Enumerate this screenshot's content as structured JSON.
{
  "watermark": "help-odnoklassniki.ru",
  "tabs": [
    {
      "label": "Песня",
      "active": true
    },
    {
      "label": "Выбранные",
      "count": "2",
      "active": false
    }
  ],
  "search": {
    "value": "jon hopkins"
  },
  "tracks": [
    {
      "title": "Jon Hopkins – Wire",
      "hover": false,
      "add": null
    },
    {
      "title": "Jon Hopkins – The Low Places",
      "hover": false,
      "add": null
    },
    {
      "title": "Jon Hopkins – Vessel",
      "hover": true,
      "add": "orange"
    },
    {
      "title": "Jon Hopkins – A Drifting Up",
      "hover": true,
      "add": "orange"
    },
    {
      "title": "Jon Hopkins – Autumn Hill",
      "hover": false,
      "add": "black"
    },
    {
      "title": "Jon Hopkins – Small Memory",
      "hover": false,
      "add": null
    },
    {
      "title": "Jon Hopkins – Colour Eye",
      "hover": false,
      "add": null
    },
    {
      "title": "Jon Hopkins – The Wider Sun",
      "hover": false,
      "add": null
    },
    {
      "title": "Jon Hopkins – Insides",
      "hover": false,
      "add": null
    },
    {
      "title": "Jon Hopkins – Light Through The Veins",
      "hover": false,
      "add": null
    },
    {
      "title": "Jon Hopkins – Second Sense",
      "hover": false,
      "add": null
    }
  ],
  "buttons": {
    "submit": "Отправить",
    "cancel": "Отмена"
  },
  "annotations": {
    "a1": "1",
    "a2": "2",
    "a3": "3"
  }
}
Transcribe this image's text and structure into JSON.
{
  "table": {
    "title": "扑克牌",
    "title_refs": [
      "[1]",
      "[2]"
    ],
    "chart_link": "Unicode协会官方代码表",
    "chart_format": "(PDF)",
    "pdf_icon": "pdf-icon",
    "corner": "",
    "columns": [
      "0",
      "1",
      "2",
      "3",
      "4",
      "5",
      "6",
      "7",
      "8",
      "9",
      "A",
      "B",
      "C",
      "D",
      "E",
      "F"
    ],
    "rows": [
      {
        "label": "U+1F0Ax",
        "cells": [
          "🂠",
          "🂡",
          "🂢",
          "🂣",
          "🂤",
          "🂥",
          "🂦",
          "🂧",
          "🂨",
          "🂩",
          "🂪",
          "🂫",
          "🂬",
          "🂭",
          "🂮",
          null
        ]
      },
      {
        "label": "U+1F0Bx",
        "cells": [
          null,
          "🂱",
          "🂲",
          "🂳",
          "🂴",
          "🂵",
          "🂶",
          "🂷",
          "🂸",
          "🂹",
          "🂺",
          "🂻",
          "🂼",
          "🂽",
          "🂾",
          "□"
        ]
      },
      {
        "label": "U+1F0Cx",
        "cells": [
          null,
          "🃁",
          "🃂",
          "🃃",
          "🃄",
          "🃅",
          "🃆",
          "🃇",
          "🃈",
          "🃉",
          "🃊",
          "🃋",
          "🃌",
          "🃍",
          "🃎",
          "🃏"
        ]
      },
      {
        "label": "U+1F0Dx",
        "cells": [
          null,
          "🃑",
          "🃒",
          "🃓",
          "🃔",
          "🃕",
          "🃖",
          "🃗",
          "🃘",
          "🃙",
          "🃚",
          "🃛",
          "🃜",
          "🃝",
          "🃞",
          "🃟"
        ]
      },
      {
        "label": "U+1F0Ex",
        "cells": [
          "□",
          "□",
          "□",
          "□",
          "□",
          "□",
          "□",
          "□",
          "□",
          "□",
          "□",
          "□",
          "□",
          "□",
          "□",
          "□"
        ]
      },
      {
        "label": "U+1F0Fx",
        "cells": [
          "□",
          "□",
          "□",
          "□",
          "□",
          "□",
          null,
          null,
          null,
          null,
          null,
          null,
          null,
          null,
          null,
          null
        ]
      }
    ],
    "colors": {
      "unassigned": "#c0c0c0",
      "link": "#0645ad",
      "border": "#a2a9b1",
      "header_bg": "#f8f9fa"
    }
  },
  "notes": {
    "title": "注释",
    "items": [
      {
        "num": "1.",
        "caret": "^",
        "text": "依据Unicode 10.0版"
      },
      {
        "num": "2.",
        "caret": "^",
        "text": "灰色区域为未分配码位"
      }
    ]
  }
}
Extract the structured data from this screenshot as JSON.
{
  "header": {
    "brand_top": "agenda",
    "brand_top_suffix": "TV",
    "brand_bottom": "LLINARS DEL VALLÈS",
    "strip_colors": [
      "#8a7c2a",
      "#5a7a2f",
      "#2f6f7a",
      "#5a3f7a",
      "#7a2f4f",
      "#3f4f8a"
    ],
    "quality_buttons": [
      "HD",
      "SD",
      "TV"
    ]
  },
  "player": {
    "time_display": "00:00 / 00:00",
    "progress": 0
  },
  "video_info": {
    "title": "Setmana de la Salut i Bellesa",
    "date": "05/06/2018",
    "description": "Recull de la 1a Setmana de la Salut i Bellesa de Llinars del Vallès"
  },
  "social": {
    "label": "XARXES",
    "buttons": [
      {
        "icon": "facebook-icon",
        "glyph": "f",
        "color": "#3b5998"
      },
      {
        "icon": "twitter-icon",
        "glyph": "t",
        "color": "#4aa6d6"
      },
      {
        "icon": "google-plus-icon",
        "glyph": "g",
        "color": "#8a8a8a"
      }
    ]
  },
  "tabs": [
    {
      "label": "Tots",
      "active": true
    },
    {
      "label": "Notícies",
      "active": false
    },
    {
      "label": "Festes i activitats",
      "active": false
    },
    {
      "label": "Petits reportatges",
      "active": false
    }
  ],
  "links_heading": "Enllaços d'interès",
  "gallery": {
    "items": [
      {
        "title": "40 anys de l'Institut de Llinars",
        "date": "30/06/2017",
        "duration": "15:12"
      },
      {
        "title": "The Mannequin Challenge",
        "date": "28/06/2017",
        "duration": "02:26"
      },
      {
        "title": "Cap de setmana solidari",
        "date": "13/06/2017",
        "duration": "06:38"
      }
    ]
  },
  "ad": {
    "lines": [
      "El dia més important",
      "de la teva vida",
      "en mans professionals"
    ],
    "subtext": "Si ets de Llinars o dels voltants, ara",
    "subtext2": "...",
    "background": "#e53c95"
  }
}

##########

(Written problem) Each entry above is to be printed again exactly.

(Response to this exercise)
Enumerate this screenshot's content as structured JSON.
{
  "watermark": "help-odnoklassniki.ru",
  "tabs": [
    {
      "label": "Песня",
      "active": true
    },
    {
      "label": "Выбранные",
      "count": "2",
      "active": false
    }
  ],
  "search": {
    "value": "jon hopkins"
  },
  "tracks": [
    {
      "title": "Jon Hopkins – Wire",
      "hover": false,
      "add": null
    },
    {
      "title": "Jon Hopkins – The Low Places",
      "hover": false,
      "add": null
    },
    {
      "title": "Jon Hopkins – Vessel",
      "hover": true,
      "add": "orange"
    },
    {
      "title": "Jon Hopkins – A Drifting Up",
      "hover": true,
      "add": "orange"
    },
    {
      "title": "Jon Hopkins – Autumn Hill",
      "hover": false,
      "add": "black"
    },
    {
      "title": "Jon Hopkins – Small Memory",
      "hover": false,
      "add": null
    },
    {
      "title": "Jon Hopkins – Colour Eye",
      "hover": false,
      "add": null
    },
    {
      "title": "Jon Hopkins – The Wider Sun",
      "hover": false,
      "add": null
    },
    {
      "title": "Jon Hopkins – Insides",
      "hover": false,
      "add": null
    },
    {
      "title": "Jon Hopkins – Light Through The Veins",
      "hover": false,
      "add": null
    },
    {
      "title": "Jon Hopkins – Second Sense",
      "hover": false,
      "add": null
    }
  ],
  "buttons": {
    "submit": "Отправить",
    "cancel": "Отмена"
  },
  "annotations": {
    "a1": "1",
    "a2": "2",
    "a3": "3"
  }
}
Transcribe this image's text and structure into JSON.
{
  "table": {
    "title": "扑克牌",
    "title_refs": [
      "[1]",
      "[2]"
    ],
    "chart_link": "Unicode协会官方代码表",
    "chart_format": "(PDF)",
    "pdf_icon": "pdf-icon",
    "corner": "",
    "columns": [
      "0",
      "1",
      "2",
      "3",
      "4",
      "5",
      "6",
      "7",
      "8",
      "9",
      "A",
      "B",
      "C",
      "D",
      "E",
      "F"
    ],
    "rows": [
      {
        "label": "U+1F0Ax",
        "cells": [
          "🂠",
          "🂡",
          "🂢",
          "🂣",
          "🂤",
          "🂥",
          "🂦",
          "🂧",
          "🂨",
          "🂩",
          "🂪",
          "🂫",
          "🂬",
          "🂭",
          "🂮",
          null
        ]
      },
      {
        "label": "U+1F0Bx",
        "cells": [
          null,
          "🂱",
          "🂲",
          "🂳",
          "🂴",
          "🂵",
          "🂶",
          "🂷",
          "🂸",
          "🂹",
          "🂺",
          "🂻",
          "🂼",
          "🂽",
          "🂾",
          "□"
        ]
      },
      {
        "label": "U+1F0Cx",
        "cells": [
          null,
          "🃁",
          "🃂",
          "🃃",
          "🃄",
          "🃅",
          "🃆",
          "🃇",
          "🃈",
          "🃉",
          "🃊",
          "🃋",
          "🃌",
          "🃍",
          "🃎",
          "🃏"
        ]
      },
      {
        "label": "U+1F0Dx",
        "cells": [
          null,
          "🃑",
          "🃒",
          "🃓",
          "🃔",
          "🃕",
          "🃖",
          "🃗",
          "🃘",
          "🃙",
          "🃚",
          "🃛",
          "🃜",
          "🃝",
          "🃞",
          "🃟"
        ]
      },
      {
        "label": "U+1F0Ex",
        "cells": [
          "□",
          "□",
          "□",
          "□",
          "□",
          "□",
          "□",
          "□",
          "□",
          "□",
          "□",
          "□",
          "□",
          "□",
          "□",
          "□"
        ]
      },
      {
        "label": "U+1F0Fx",
        "cells": [
          "□",
          "□",
          "□",
          "□",
          "□",
          "□",
          null,
          null,
          null,
          null,
          null,
          null,
          null,
          null,
          null,
          null
        ]
      }
    ],
    "colors": {
      "unassigned": "#c0c0c0",
      "link": "#0645ad",
      "border": "#a2a9b1",
      "header_bg": "#f8f9fa"
    }
  },
  "notes": {
    "title": "注释",
    "items": [
      {
        "num": "1.",
        "caret": "^",
        "text": "依据Unicode 10.0版"
      },
      {
        "num": "2.",
        "caret": "^",
        "text": "灰色区域为未分配码位"
      }
    ]
  }
}
Extract the structured data from this screenshot as JSON.
{
  "header": {
    "brand_top": "agenda",
    "brand_top_suffix": "TV",
    "brand_bottom": "LLINARS DEL VALLÈS",
    "strip_colors": [
      "#8a7c2a",
      "#5a7a2f",
      "#2f6f7a",
      "#5a3f7a",
      "#7a2f4f",
      "#3f4f8a"
    ],
    "quality_buttons": [
      "HD",
      "SD",
      "TV"
    ]
  },
  "player": {
    "time_display": "00:00 / 00:00",
    "progress": 0
  },
  "video_info": {
    "title": "Setmana de la Salut i Bellesa",
    "date": "05/06/2018",
    "description": "Recull de la 1a Setmana de la Salut i Bellesa de Llinars del Vallès"
  },
  "social": {
    "label": "XARXES",
    "buttons": [
      {
        "icon": "facebook-icon",
        "glyph": "f",
        "color": "#3b5998"
      },
      {
        "icon": "twitter-icon",
        "glyph": "t",
        "color": "#4aa6d6"
      },
      {
        "icon": "google-plus-icon",
        "glyph": "g",
        "color": "#8a8a8a"
      }
    ]
  },
  "tabs": [
    {
      "label": "Tots",
      "active": true
    },
    {
      "label": "Notícies",
      "active": false
    },
    {
      "label": "Festes i activitats",
      "active": false
    },
    {
      "label": "Petits reportatges",
      "active": false
    }
  ],
  "links_heading": "Enllaços d'interès",
  "gallery": {
    "items": [
      {
        "title": "40 anys de l'Institut de Llinars",
        "date": "30/06/2017",
        "duration": "15:12"
      },
      {
        "title": "The Mannequin Challenge",
        "date": "28/06/2017",
        "duration": "02:26"
      },
      {
        "title": "Cap de setmana solidari",
        "date": "13/06/2017",
        "duration": "06:38"
      }
    ]
  },
  "ad": {
    "lines": [
      "El dia més important",
      "de la teva vida",
      "en mans professionals"
    ],
    "subtext": "Si ets de Llinars o dels voltants, ara",
    "subtext2": "...",
    "background": "#e53c95"
  }
}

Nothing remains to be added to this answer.